= Set exercise =
Look through the listing for the word "Ботулинотерапия". Copy each line that has it.

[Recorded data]

## START

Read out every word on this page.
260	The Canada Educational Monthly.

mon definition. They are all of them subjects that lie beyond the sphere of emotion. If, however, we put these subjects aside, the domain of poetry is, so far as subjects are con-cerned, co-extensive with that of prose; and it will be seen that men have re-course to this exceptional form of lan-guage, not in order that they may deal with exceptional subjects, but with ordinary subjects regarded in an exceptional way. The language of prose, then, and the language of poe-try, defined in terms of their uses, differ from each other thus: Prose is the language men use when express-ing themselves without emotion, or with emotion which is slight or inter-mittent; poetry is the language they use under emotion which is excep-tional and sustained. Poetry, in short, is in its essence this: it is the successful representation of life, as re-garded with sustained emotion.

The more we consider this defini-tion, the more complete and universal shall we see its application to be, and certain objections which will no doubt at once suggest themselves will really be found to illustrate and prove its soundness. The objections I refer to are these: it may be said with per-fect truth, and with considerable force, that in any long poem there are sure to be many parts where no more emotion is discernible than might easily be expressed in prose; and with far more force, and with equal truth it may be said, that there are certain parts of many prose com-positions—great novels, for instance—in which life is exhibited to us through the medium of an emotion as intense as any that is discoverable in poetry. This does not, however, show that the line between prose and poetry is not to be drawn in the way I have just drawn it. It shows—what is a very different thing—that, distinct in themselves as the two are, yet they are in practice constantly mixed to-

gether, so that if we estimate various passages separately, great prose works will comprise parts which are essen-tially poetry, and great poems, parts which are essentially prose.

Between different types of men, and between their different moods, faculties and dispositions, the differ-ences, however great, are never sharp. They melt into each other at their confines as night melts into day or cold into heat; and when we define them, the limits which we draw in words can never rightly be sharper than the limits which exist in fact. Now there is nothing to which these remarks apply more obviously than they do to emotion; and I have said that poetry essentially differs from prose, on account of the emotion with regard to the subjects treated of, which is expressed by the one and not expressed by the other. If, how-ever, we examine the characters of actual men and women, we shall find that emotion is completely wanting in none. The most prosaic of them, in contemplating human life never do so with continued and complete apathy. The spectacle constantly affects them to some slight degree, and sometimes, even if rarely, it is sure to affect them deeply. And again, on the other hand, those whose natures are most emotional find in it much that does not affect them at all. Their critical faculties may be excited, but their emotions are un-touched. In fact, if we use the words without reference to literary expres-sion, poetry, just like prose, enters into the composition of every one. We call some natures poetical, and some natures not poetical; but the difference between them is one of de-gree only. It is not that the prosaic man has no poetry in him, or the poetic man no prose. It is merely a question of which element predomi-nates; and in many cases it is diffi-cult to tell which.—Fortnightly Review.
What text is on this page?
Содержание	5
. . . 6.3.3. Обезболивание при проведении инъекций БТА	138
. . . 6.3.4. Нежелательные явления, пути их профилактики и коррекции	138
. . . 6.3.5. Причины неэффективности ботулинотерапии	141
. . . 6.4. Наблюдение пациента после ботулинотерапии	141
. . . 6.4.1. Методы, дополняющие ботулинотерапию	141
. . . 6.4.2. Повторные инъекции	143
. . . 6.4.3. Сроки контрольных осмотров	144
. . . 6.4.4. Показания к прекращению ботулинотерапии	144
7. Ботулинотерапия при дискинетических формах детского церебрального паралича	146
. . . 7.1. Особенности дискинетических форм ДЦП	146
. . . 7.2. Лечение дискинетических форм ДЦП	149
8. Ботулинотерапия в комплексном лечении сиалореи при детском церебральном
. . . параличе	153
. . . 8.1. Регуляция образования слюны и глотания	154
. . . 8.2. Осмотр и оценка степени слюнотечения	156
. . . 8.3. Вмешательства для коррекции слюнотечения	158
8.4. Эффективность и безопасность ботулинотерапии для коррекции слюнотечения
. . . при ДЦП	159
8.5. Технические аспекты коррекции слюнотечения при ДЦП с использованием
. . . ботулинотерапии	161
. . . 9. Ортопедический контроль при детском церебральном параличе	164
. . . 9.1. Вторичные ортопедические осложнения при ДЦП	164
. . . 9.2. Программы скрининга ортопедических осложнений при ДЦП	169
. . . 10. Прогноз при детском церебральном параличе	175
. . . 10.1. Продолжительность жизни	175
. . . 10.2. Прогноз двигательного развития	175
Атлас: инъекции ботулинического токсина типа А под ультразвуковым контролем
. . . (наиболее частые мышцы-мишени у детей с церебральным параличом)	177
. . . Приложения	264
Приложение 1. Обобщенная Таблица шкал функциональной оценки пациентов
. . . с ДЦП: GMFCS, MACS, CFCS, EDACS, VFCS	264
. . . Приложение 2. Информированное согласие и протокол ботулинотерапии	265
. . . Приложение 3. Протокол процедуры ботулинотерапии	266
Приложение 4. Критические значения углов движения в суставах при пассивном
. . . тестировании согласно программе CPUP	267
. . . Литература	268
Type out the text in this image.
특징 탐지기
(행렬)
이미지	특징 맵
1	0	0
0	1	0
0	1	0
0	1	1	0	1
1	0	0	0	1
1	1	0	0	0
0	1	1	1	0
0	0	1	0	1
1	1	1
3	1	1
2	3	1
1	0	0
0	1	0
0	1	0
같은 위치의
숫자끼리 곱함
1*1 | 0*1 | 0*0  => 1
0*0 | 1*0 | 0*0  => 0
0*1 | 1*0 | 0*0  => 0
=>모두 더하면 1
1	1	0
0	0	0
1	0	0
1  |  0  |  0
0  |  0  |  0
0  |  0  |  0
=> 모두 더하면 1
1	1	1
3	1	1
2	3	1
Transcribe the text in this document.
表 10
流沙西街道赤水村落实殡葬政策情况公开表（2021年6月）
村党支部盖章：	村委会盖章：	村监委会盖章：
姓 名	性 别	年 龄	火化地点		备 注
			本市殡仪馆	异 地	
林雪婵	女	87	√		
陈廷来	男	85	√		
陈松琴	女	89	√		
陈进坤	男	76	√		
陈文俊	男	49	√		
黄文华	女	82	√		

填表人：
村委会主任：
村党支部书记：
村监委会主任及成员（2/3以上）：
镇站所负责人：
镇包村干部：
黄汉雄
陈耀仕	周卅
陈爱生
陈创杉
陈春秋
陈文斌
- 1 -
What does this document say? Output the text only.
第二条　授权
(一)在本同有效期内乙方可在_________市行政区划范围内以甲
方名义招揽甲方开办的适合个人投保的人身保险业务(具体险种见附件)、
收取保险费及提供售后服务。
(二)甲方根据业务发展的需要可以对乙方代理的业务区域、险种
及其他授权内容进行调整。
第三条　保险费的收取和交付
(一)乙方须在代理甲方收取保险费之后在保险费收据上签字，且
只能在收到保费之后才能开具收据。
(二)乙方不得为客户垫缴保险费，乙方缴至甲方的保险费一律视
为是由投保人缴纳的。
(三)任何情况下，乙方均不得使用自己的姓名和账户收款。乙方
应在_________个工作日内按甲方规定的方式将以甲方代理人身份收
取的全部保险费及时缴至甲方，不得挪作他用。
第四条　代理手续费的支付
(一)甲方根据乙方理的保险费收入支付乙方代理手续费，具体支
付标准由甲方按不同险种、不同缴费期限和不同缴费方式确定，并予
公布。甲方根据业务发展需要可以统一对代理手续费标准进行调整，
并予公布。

## END

= Solution to this exercise =
7. Ботулинотерапия при дискинетических формах детского церебрального паралича	146
8. Ботулинотерапия в комплексном лечении сиалореи при детском церебральном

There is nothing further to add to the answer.